■ RECORD LIST ■
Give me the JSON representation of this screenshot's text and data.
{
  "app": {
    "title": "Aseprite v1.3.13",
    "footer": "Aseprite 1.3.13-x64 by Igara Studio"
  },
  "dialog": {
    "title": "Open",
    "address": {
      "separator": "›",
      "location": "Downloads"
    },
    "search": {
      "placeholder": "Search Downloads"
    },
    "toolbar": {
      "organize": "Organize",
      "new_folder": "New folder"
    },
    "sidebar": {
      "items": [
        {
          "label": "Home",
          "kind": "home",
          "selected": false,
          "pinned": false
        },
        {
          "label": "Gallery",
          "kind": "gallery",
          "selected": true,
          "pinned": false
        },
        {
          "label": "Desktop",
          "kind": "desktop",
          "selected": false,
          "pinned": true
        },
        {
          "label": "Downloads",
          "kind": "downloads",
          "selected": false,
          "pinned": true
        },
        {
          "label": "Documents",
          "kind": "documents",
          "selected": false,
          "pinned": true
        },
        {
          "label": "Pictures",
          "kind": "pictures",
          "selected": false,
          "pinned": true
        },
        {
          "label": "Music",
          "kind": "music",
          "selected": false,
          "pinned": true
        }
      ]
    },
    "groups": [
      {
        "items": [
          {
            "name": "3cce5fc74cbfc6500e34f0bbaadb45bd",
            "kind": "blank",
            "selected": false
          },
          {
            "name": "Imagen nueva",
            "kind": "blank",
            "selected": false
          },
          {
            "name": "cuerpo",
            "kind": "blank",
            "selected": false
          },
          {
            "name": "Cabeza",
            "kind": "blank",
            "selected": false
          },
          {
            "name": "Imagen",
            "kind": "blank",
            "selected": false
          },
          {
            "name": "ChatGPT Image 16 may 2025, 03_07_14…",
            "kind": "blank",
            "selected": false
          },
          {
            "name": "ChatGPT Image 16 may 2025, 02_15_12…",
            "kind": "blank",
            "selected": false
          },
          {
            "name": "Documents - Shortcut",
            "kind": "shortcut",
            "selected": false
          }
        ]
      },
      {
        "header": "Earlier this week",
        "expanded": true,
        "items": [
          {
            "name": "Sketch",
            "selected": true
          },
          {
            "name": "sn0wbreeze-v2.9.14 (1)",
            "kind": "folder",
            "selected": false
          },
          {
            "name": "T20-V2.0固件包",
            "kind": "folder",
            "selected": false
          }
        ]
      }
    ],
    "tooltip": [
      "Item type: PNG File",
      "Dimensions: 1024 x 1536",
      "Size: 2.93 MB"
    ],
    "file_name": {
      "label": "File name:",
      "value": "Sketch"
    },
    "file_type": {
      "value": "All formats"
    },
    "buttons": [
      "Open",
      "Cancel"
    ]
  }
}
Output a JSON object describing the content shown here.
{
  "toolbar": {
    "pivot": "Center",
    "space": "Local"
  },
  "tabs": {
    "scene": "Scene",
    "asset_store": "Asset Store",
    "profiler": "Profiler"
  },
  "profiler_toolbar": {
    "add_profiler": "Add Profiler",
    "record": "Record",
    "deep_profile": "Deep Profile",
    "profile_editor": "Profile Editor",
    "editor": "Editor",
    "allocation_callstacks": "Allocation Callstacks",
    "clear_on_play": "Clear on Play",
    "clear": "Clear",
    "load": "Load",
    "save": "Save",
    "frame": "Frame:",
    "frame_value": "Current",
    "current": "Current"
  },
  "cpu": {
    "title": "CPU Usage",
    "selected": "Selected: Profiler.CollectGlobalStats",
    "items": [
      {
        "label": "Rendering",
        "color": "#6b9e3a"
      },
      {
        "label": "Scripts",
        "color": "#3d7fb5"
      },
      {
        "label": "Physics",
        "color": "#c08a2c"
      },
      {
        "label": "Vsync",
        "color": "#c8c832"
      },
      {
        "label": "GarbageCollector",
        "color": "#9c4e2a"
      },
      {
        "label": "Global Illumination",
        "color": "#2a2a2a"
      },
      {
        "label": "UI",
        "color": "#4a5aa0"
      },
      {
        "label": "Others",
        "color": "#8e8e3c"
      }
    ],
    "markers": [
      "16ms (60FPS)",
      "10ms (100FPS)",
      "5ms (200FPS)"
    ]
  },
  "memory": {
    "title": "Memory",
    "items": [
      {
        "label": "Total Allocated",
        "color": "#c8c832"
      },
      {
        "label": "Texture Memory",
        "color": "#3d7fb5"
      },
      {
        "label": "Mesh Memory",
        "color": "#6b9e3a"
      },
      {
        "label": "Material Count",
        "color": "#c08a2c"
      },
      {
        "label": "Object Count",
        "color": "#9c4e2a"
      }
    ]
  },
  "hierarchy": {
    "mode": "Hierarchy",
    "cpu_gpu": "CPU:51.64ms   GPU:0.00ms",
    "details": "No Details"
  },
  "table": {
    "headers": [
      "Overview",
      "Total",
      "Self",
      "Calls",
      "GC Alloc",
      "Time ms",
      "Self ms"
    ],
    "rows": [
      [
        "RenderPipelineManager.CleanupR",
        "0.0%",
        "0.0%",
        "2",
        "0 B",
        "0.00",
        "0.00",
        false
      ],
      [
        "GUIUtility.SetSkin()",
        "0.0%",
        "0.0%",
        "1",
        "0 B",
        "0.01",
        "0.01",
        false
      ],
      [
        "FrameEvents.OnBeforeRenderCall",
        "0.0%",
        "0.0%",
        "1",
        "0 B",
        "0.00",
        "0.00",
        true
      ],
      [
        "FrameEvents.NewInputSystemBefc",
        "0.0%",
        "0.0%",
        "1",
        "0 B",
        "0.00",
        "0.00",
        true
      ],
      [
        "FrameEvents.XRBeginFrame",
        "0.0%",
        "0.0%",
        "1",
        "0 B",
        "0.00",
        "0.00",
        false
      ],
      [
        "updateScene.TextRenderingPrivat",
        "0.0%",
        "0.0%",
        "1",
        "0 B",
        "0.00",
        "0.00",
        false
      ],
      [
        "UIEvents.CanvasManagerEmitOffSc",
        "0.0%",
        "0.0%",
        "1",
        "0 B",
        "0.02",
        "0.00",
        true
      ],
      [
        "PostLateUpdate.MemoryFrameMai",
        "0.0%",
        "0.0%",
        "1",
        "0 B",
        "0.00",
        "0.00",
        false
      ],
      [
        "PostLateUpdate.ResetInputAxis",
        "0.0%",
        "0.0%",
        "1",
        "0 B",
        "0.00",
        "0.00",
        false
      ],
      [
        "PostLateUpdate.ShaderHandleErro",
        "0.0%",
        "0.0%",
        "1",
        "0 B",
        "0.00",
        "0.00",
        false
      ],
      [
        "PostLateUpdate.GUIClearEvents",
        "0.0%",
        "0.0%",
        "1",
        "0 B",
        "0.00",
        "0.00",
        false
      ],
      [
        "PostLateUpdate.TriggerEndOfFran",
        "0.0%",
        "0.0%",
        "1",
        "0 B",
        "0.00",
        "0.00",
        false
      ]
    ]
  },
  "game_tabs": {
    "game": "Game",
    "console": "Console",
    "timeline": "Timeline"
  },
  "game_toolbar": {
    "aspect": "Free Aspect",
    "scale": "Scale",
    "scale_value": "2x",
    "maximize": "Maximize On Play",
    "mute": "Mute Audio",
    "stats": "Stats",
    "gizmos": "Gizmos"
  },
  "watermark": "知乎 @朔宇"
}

■ WHAT IS NEEDED ■
Copy the lines from the entries above in which the word "FrameEvents" appears.

■ RESPONSE ■
        "FrameEvents.OnBeforeRenderCall",
        "FrameEvents.NewInputSystemBefc",
        "FrameEvents.XRBeginFrame",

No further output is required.